Problem requirements: Restate all of the data exactly.

[Stored data entries]
================

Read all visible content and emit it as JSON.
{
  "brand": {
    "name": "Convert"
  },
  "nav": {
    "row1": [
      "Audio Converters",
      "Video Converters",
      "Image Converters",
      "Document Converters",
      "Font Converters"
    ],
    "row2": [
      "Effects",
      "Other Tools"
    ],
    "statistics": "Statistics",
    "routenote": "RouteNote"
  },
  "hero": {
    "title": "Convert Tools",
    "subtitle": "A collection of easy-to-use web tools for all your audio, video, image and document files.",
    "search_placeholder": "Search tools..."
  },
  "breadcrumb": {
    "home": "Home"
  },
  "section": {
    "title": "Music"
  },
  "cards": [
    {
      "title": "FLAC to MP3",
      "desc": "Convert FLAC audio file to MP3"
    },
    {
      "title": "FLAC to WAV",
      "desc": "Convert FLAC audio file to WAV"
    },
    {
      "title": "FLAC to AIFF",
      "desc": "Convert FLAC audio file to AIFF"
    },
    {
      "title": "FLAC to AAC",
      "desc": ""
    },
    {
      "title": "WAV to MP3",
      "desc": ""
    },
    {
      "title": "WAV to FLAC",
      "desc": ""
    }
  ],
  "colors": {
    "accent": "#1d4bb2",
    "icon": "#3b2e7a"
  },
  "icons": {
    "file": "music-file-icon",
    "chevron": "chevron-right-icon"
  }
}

================

Answer to this problem:
Read all visible content and emit it as JSON.
{
  "brand": {
    "name": "Convert"
  },
  "nav": {
    "row1": [
      "Audio Converters",
      "Video Converters",
      "Image Converters",
      "Document Converters",
      "Font Converters"
    ],
    "row2": [
      "Effects",
      "Other Tools"
    ],
    "statistics": "Statistics",
    "routenote": "RouteNote"
  },
  "hero": {
    "title": "Convert Tools",
    "subtitle": "A collection of easy-to-use web tools for all your audio, video, image and document files.",
    "search_placeholder": "Search tools..."
  },
  "breadcrumb": {
    "home": "Home"
  },
  "section": {
    "title": "Music"
  },
  "cards": [
    {
      "title": "FLAC to MP3",
      "desc": "Convert FLAC audio file to MP3"
    },
    {
      "title": "FLAC to WAV",
      "desc": "Convert FLAC audio file to WAV"
    },
    {
      "title": "FLAC to AIFF",
      "desc": "Convert FLAC audio file to AIFF"
    },
    {
      "title": "FLAC to AAC",
      "desc": ""
    },
    {
      "title": "WAV to MP3",
      "desc": ""
    },
    {
      "title": "WAV to FLAC",
      "desc": ""
    }
  ],
  "colors": {
    "accent": "#1d4bb2",
    "icon": "#3b2e7a"
  },
  "icons": {
    "file": "music-file-icon",
    "chevron": "chevron-right-icon"
  }
}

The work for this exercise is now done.